**** Records shown
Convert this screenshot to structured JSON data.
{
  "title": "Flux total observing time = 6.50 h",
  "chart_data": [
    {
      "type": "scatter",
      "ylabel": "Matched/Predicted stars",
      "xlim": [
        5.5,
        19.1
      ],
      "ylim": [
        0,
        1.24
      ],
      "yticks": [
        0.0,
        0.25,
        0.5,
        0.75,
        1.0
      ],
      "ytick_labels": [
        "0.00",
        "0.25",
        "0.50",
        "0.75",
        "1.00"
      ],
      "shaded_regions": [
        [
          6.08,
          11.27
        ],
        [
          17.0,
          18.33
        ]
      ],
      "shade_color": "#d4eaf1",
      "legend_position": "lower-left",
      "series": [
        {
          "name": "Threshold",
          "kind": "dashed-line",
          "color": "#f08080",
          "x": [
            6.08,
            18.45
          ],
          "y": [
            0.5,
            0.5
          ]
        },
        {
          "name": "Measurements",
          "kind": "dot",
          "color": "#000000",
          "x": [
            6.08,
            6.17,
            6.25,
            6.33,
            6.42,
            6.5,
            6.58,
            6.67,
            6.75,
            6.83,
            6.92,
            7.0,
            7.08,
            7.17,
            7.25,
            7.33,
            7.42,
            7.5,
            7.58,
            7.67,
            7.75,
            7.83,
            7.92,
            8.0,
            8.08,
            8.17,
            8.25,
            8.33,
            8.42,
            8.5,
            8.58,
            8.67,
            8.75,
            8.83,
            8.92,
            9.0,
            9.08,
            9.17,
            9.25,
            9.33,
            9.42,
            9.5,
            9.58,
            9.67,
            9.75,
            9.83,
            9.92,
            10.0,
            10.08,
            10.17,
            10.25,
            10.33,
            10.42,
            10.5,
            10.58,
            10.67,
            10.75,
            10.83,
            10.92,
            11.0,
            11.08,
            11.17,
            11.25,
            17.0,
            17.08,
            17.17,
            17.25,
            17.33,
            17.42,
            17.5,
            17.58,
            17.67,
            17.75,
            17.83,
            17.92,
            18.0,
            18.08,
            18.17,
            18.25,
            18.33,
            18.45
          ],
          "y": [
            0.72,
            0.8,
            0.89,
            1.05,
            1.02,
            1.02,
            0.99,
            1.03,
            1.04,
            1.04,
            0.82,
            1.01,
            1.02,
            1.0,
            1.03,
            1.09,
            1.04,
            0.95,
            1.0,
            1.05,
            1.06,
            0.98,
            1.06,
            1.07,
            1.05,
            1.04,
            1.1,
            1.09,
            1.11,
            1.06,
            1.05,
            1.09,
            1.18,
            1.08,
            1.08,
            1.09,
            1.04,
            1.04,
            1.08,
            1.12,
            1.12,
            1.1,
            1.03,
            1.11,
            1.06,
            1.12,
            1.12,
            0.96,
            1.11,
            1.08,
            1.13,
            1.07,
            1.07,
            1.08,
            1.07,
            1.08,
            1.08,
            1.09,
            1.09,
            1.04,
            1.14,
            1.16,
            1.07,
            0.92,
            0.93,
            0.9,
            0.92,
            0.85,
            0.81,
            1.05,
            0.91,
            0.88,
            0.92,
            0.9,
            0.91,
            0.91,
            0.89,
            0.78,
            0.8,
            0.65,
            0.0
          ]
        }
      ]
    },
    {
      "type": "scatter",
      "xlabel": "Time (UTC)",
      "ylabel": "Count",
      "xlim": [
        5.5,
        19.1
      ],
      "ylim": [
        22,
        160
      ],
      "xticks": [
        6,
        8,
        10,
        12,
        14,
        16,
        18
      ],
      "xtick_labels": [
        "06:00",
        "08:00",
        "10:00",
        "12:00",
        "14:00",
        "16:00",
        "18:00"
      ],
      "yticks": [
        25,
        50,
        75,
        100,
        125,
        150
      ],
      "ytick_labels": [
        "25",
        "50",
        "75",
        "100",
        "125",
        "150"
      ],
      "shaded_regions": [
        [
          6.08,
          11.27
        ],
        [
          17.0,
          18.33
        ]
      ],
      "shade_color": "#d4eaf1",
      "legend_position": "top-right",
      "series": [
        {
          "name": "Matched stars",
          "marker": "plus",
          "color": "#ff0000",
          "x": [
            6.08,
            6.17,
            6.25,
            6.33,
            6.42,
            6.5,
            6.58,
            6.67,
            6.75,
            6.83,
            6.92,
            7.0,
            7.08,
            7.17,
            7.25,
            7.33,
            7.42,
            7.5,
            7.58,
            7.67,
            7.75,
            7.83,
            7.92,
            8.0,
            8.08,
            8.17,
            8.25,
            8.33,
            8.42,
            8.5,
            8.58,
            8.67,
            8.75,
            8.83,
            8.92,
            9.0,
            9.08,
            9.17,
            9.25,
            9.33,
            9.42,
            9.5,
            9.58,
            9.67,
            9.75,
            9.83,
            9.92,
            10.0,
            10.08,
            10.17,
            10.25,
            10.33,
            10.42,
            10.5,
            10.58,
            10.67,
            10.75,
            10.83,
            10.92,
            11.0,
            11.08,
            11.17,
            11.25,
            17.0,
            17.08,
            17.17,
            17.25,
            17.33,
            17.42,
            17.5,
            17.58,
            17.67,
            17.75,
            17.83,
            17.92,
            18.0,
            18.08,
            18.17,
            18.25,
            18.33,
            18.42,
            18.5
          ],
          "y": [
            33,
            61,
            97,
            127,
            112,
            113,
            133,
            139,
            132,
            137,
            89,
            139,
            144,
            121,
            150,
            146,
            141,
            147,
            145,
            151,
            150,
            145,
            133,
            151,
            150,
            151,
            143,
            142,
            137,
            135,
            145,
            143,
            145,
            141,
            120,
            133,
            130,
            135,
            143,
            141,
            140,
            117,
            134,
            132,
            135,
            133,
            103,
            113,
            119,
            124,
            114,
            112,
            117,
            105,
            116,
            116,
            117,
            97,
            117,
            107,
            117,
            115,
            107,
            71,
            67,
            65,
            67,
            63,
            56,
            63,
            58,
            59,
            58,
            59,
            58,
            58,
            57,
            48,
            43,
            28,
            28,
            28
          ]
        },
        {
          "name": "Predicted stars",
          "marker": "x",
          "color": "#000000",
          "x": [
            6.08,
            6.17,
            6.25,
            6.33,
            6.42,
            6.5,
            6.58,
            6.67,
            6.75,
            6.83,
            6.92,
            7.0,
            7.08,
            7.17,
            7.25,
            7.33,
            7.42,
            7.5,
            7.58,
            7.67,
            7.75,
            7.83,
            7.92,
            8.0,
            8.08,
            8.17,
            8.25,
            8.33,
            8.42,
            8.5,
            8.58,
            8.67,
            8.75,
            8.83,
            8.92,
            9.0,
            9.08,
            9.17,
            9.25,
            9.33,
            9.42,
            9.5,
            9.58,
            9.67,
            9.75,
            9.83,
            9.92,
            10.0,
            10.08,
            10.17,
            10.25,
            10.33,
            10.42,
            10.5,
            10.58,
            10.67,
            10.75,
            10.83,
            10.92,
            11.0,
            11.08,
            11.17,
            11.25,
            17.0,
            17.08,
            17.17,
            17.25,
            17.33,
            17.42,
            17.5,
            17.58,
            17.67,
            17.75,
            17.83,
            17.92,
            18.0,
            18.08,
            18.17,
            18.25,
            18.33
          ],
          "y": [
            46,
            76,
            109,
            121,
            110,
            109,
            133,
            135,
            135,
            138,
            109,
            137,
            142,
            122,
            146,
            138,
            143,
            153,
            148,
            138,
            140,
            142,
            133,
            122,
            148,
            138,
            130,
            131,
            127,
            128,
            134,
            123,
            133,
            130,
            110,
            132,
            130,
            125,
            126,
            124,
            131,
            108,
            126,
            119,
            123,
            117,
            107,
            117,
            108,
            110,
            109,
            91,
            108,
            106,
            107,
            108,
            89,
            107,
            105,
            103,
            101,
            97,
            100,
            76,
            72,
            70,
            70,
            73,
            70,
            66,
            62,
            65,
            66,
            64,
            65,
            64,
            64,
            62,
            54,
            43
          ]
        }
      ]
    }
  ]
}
********
**Directive:** Only the number is wanted: how many lines in the data include the word "name"?

**Answer below:** 4